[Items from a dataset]
--

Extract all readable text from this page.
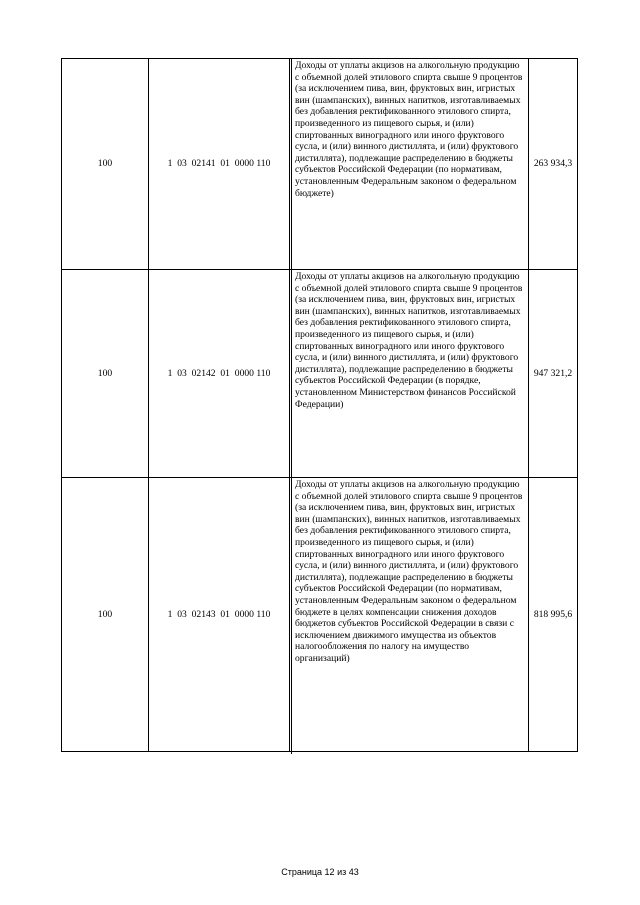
100	1  03  02141  01  0000 110	Доходы от уплаты акцизов на алкогольную продукцию с объемной долей этилового спирта свыше 9 процентов (за исключением пива, вин, фруктовых вин, игристых вин (шампанских), винных напитков, изготавливаемых без добавления ректификованного этилового спирта, произведенного из пищевого сырья, и (или) спиртованных виноградного или иного фруктового сусла, и (или) винного дистиллята, и (или) фруктового дистиллята), подлежащие распределению в бюджеты субъектов Российской Федерации (по нормативам, установленным Федеральным законом о федеральном бюджете)	263 934,3
100	1  03  02142  01  0000 110	Доходы от уплаты акцизов на алкогольную продукцию с объемной долей этилового спирта свыше 9 процентов (за исключением пива, вин, фруктовых вин, игристых вин (шампанских), винных напитков, изготавливаемых без добавления ректификованного этилового спирта, произведенного из пищевого сырья, и (или) спиртованных виноградного или иного фруктового сусла, и (или) винного дистиллята, и (или) фруктового дистиллята), подлежащие распределению в бюджеты субъектов Российской Федерации (в порядке, установленном Министерством финансов Российской Федерации)	947 321,2
100	1  03  02143  01  0000 110	Доходы от уплаты акцизов на алкогольную продукцию с объемной долей этилового спирта свыше 9 процентов (за исключением пива, вин, фруктовых вин, игристых вин (шампанских), винных напитков, изготавливаемых без добавления ректификованного этилового спирта, произведенного из пищевого сырья, и (или) спиртованных виноградного или иного фруктового сусла, и (или) винного дистиллята, и (или) фруктового дистиллята), подлежащие распределению в бюджеты субъектов Российской Федерации (по нормативам, установленным Федеральным законом о федеральном бюджете в целях компенсации снижения доходов бюджетов субъектов Российской Федерации в связи с исключением движимого имущества из объектов налогообложения по налогу на имущество организаций)	818 995,6
Страница 12 из 43
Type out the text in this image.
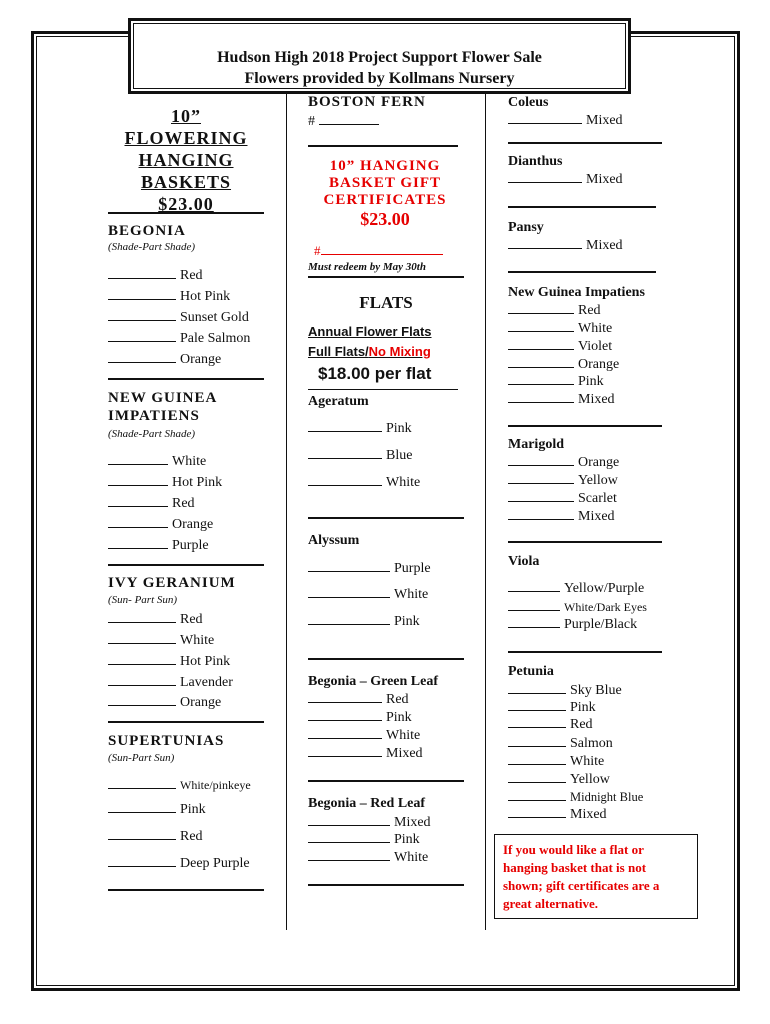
Hudson High 2018 Project Support Flower Sale
Flowers provided by Kollmans Nursery
10”
FLOWERING
HANGING
BASKETS
$23.00
BEGONIA
(Shade-Part Shade)
Red
Hot Pink
Sunset Gold
Pale Salmon
Orange
NEW GUINEA
IMPATIENS
(Shade-Part Shade)
White
Hot Pink
Red
Orange
Purple
IVY GERANIUM
(Sun- Part Sun)
Red
White
Hot Pink
Lavender
Orange
SUPERTUNIAS
(Sun-Part Sun)
White/pinkeye
Pink
Red
Deep Purple
BOSTON FERN
#
10” HANGING
BASKET GIFT
CERTIFICATES
$23.00
#
Must redeem by May 30th
FLATS
Annual Flower Flats
Full Flats/No Mixing
$18.00 per flat
Ageratum
Pink
Blue
White
Alyssum
Purple
White
Pink
Begonia – Green Leaf
Red
Pink
White
Mixed
Begonia – Red Leaf
Mixed
Pink
White
Coleus
Mixed
Dianthus
Mixed
Pansy
Mixed
New Guinea Impatiens
Red
White
Violet
Orange
Pink
Mixed
Marigold
Orange
Yellow
Scarlet
Mixed
Viola
Yellow/Purple
White/Dark Eyes
Purple/Black
Petunia
Sky Blue
Pink
Red
Salmon
White
Yellow
Midnight Blue
Mixed
If you would like a flat or hanging basket that is not shown; gift certificates are a great alternative.
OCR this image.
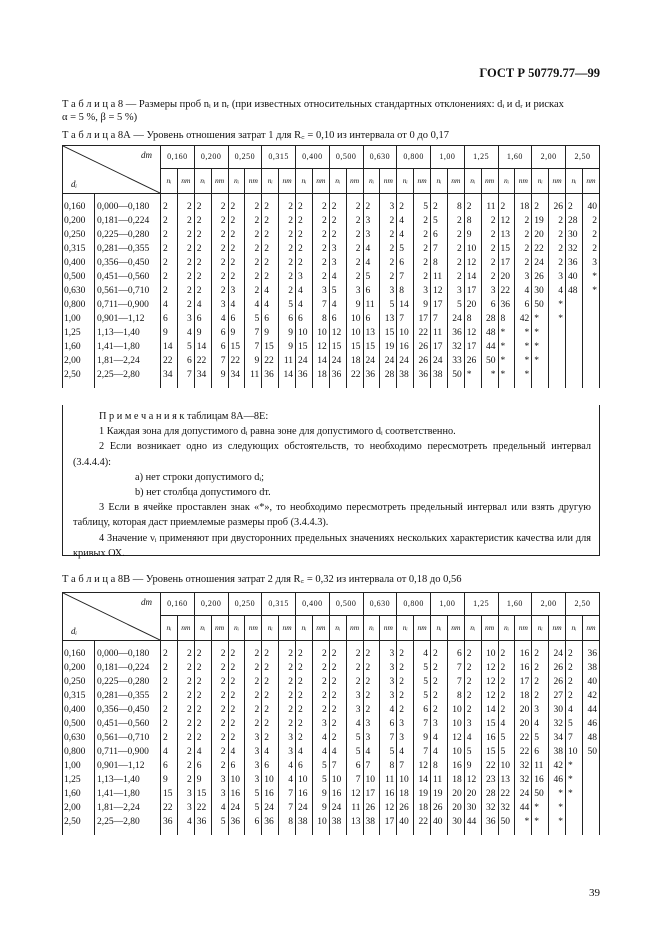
ГОСТ Р 50779.77—99
Т а б л и ц а 8 — Размеры проб nᵢ и nᵣ (при известных относительных стандартных отклонениях: dᵢ и dᵣ и рисках
α = 5 %, β = 5 %)
Т а б л и ц а 8А — Уровень отношения затрат 1 для R꜀ = 0,10 из интервала от 0 до 0,17
dт
dᵢ		0,160		0,200		0,250		0,315		0,400		0,500		0,630		0,800		1,00		1,25		1,60		2,00		2,50	
		nᵢ	nт	nᵢ	nт	nᵢ	nт	nᵢ	nт	nᵢ	nт	nᵢ	nт	nᵢ	nт	nᵢ	nт	nᵢ	nт	nᵢ	nт	nᵢ	nт	nᵢ	nт	nᵢ	nт

0,160	0,000—0,180	2	2	2	2	2	2	2	2	2	2	2	2	2	3	2	5	2	8	2	11	2	18	2	26	2	40
0,200	0,181—0,224	2	2	2	2	2	2	2	2	2	2	2	2	3	2	4	2	5	2	8	2	12	2	19	2	28	2
0,250	0,225—0,280	2	2	2	2	2	2	2	2	2	2	2	2	3	2	4	2	6	2	9	2	13	2	20	2	30	2
0,315	0,281—0,355	2	2	2	2	2	2	2	2	2	2	3	2	4	2	5	2	7	2	10	2	15	2	22	2	32	2
0,400	0,356—0,450	2	2	2	2	2	2	2	2	2	2	3	2	4	2	6	2	8	2	12	2	17	2	24	2	36	3
0,500	0,451—0,560	2	2	2	2	2	2	2	2	3	2	4	2	5	2	7	2	11	2	14	2	20	3	26	3	40	*
0,630	0,561—0,710	2	2	2	2	3	2	4	2	4	3	5	3	6	3	8	3	12	3	17	3	22	4	30	4	48	*
0,800	0,711—0,900	4	2	4	3	4	4	4	5	4	7	4	9	11	5	14	9	17	5	20	6	36	6	50	*		
1,00	0,901—1,12	6	3	6	4	6	5	6	6	6	8	6	10	6	13	7	17	7	24	8	28	8	42	*	*		
1,25	1,13—1,40	9	4	9	6	9	7	9	9	10	10	12	10	13	15	10	22	11	36	12	48	*	*	*			
1,60	1,41—1,80	14	5	14	6	15	7	15	9	15	12	15	15	15	19	16	26	17	32	17	44	*	*	*			
2,00	1,81—2,24	22	6	22	7	22	9	22	11	24	14	24	18	24	24	24	26	24	33	26	50	*	*	*			
2,50	2,25—2,80	34	7	34	9	34	11	36	14	36	18	36	22	36	28	38	36	38	50	*	*	*	*				

П р и м е ч а н и я к таблицам 8А—8Е:

1 Каждая зона для допустимого dᵢ равна зоне для допустимого dᵢ соответственно.

2 Если возникает одно из следующих обстоятельств, то необходимо пересмотреть предельный интервал (3.4.4.4):

а) нет строки допустимого dᵢ;

b) нет столбца допустимого dт.

3 Если в ячейке проставлен знак «*», то необходимо пересмотреть предельный интервал или взять другую таблицу, которая даст приемлемые размеры проб (3.4.4.3).

4 Значение νᵢ применяют при двусторонних предельных значениях нескольких характеристик качества или для кривых ОХ.

Т а б л и ц а 8В — Уровень отношения затрат 2 для R꜀ = 0,32 из интервала от 0,18 до 0,56
dт
dᵢ		0,160		0,200		0,250		0,315		0,400		0,500		0,630		0,800		1,00		1,25		1,60		2,00		2,50	
		nᵢ	nт	nᵢ	nт	nᵢ	nт	nᵢ	nт	nᵢ	nт	nᵢ	nт	nᵢ	nт	nᵢ	nт	nᵢ	nт	nᵢ	nт	nᵢ	nт	nᵢ	nт	nᵢ	nт

0,160	0,000—0,180	2	2	2	2	2	2	2	2	2	2	2	2	2	3	2	4	2	6	2	10	2	16	2	24	2	36
0,200	0,181—0,224	2	2	2	2	2	2	2	2	2	2	2	2	2	3	2	5	2	7	2	12	2	16	2	26	2	38
0,250	0,225—0,280	2	2	2	2	2	2	2	2	2	2	2	2	2	3	2	5	2	7	2	12	2	17	2	26	2	40
0,315	0,281—0,355	2	2	2	2	2	2	2	2	2	2	2	3	2	3	2	5	2	8	2	12	2	18	2	27	2	42
0,400	0,356—0,450	2	2	2	2	2	2	2	2	2	2	2	3	2	4	2	6	2	10	2	14	2	20	3	30	4	44
0,500	0,451—0,560	2	2	2	2	2	2	2	2	2	3	2	4	3	6	3	7	3	10	3	15	4	20	4	32	5	46
0,630	0,561—0,710	2	2	2	2	2	3	2	3	2	4	2	5	3	7	3	9	4	12	4	16	5	22	5	34	7	48
0,800	0,711—0,900	4	2	4	2	4	3	4	3	4	4	4	5	4	5	4	7	4	10	5	15	5	22	6	38	10	50
1,00	0,901—1,12	6	2	6	2	6	3	6	4	6	5	7	6	7	8	7	12	8	16	9	22	10	32	11	42	*	
1,25	1,13—1,40	9	2	9	3	10	3	10	4	10	5	10	7	10	11	10	14	11	18	12	23	13	32	16	46	*	
1,60	1,41—1,80	15	3	15	3	16	5	16	7	16	9	16	12	17	16	18	19	19	20	20	28	22	24	50	*	*	
2,00	1,81—2,24	22	3	22	4	24	5	24	7	24	9	24	11	26	12	26	18	26	20	30	32	32	44	*	*		
2,50	2,25—2,80	36	4	36	5	36	6	36	8	38	10	38	13	38	17	40	22	40	30	44	36	50	*	*	*		

39
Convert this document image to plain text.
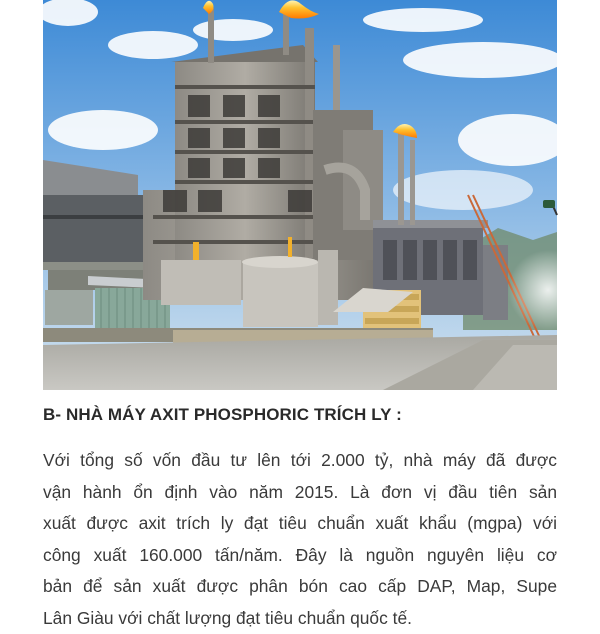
B- NHÀ MÁY AXIT PHOSPHORIC TRÍCH LY :

Với tổng số vốn đầu tư lên tới 2.000 tỷ, nhà máy đã được
vận hành ổn định vào năm 2015. Là đơn vị đầu tiên sản
xuất được axit trích ly đạt tiêu chuẩn xuất khẩu (mgpa) với
công xuất 160.000 tấn/năm. Đây là nguồn nguyên liệu cơ
bản để sản xuất được phân bón cao cấp DAP, Map, Supe
Lân Giàu với chất lượng đạt tiêu chuẩn quốc tế.
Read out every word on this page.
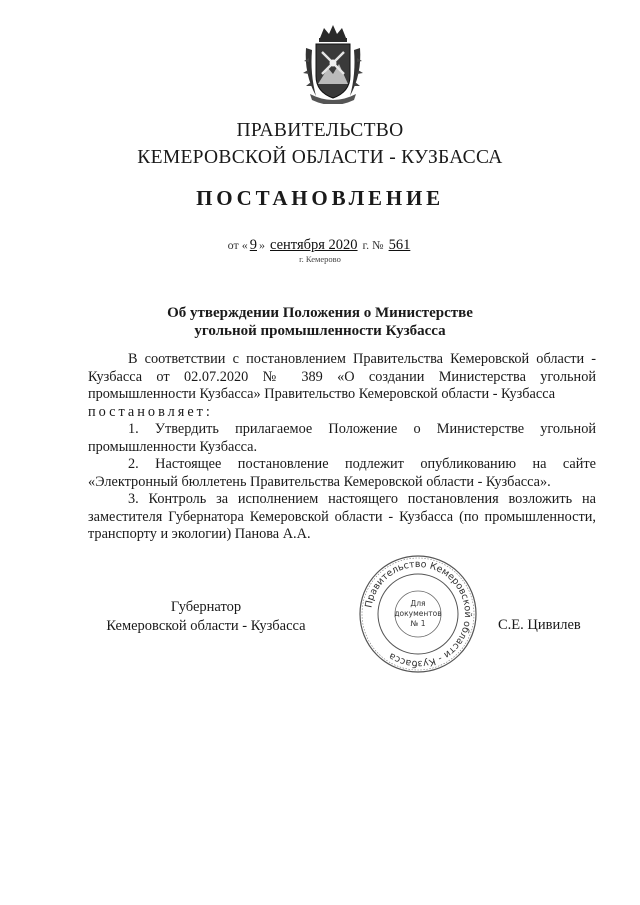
ПРАВИТЕЛЬСТВО
КЕМЕРОВСКОЙ ОБЛАСТИ - КУЗБАССА
ПОСТАНОВЛЕНИЕ
от « 9 » сентября 2020 г. № 561
г. Кемерово
Об утверждении Положения о Министерстве
угольной промышленности Кузбасса

В соответствии с постановлением Правительства Кемеровской области - Кузбасса от 02.07.2020 № 389 «О создании Министерства угольной промышленности Кузбасса» Правительство Кемеровской области - Кузбасса

постановляет:

1. Утвердить прилагаемое Положение о Министерстве угольной промышленности Кузбасса.

2. Настоящее постановление подлежит опубликованию на сайте «Электронный бюллетень Правительства Кемеровской области - Кузбасса».

3. Контроль за исполнением настоящего постановления возложить на заместителя Губернатора Кемеровской области - Кузбасса (по промышленности, транспорту и экологии) Панова А.А.

Губернатор
Кемеровской области - Кузбасса
Правительство Кемеровской области - Кузбасса
Для
документов
№ 1	С.Е. Цивилев
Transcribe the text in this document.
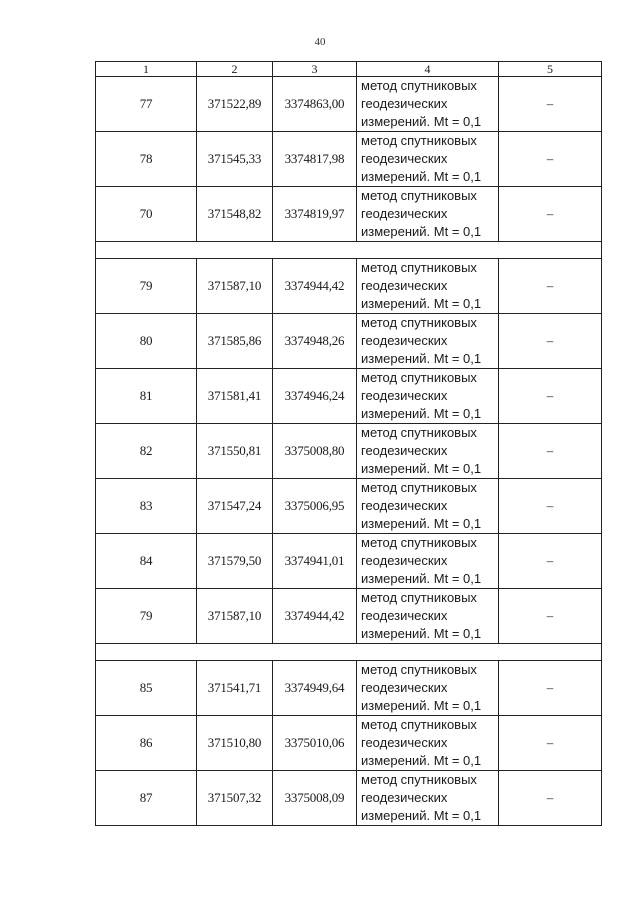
40
1	2	3	4	5
77	371522,89	3374863,00	метод спутниковых
геодезических
измерений. Mt = 0,1	–
78	371545,33	3374817,98	метод спутниковых
геодезических
измерений. Mt = 0,1	–
70	371548,82	3374819,97	метод спутниковых
геодезических
измерений. Mt = 0,1	–

79	371587,10	3374944,42	метод спутниковых
геодезических
измерений. Mt = 0,1	–
80	371585,86	3374948,26	метод спутниковых
геодезических
измерений. Mt = 0,1	–
81	371581,41	3374946,24	метод спутниковых
геодезических
измерений. Mt = 0,1	–
82	371550,81	3375008,80	метод спутниковых
геодезических
измерений. Mt = 0,1	–
83	371547,24	3375006,95	метод спутниковых
геодезических
измерений. Mt = 0,1	–
84	371579,50	3374941,01	метод спутниковых
геодезических
измерений. Mt = 0,1	–
79	371587,10	3374944,42	метод спутниковых
геодезических
измерений. Mt = 0,1	–

85	371541,71	3374949,64	метод спутниковых
геодезических
измерений. Mt = 0,1	–
86	371510,80	3375010,06	метод спутниковых
геодезических
измерений. Mt = 0,1	–
87	371507,32	3375008,09	метод спутниковых
геодезических
измерений. Mt = 0,1	–
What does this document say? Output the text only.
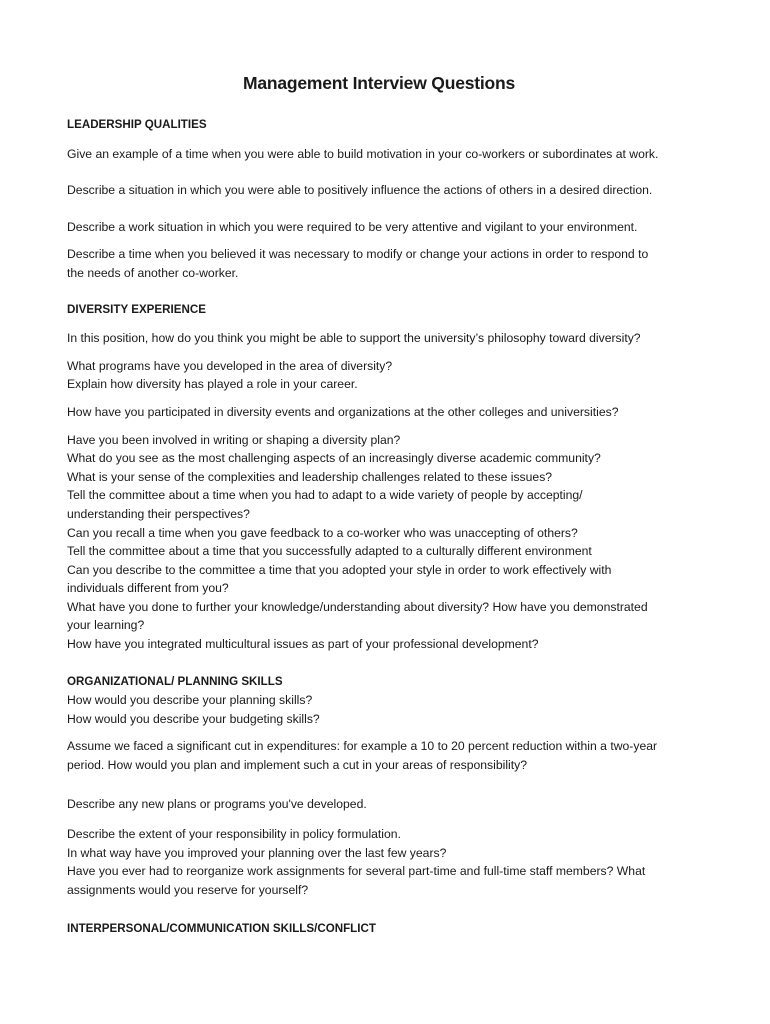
Management Interview Questions

LEADERSHIP QUALITIES

Give an example of a time when you were able to build motivation in your co-workers or subordinates at work.

Describe a situation in which you were able to positively influence the actions of others in a desired direction.

Describe a work situation in which you were required to be very attentive and vigilant to your environment.

Describe a time when you believed it was necessary to modify or change your actions in order to respond to
the needs of another co-worker.

DIVERSITY EXPERIENCE

In this position, how do you think you might be able to support the university’s philosophy toward diversity?

What programs have you developed in the area of diversity?
Explain how diversity has played a role in your career.

How have you participated in diversity events and organizations at the other colleges and universities?

Have you been involved in writing or shaping a diversity plan?
What do you see as the most challenging aspects of an increasingly diverse academic community?
What is your sense of the complexities and leadership challenges related to these issues?
Tell the committee about a time when you had to adapt to a wide variety of people by accepting/
understanding their perspectives?
Can you recall a time when you gave feedback to a co-worker who was unaccepting of others?
Tell the committee about a time that you successfully adapted to a culturally different environment
Can you describe to the committee a time that you adopted your style in order to work effectively with
individuals different from you?
What have you done to further your knowledge/understanding about diversity? How have you demonstrated
your learning?
How have you integrated multicultural issues as part of your professional development?

ORGANIZATIONAL/ PLANNING SKILLS

How would you describe your planning skills?
How would you describe your budgeting skills?
Assume we faced a significant cut in expenditures: for example a 10 to 20 percent reduction within a two-year
period. How would you plan and implement such a cut in your areas of responsibility?

Describe any new plans or programs you've developed.

Describe the extent of your responsibility in policy formulation.
In what way have you improved your planning over the last few years?
Have you ever had to reorganize work assignments for several part-time and full-time staff members? What
assignments would you reserve for yourself?

INTERPERSONAL/COMMUNICATION SKILLS/CONFLICT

--

DO THIS: For each line above that contains the word "which", copy that line.

RESPONSE TO THIS TASK:
Describe a situation in which you were able to positively influence the actions of others in a desired direction.
Describe a work situation in which you were required to be very attentive and vigilant to your environment.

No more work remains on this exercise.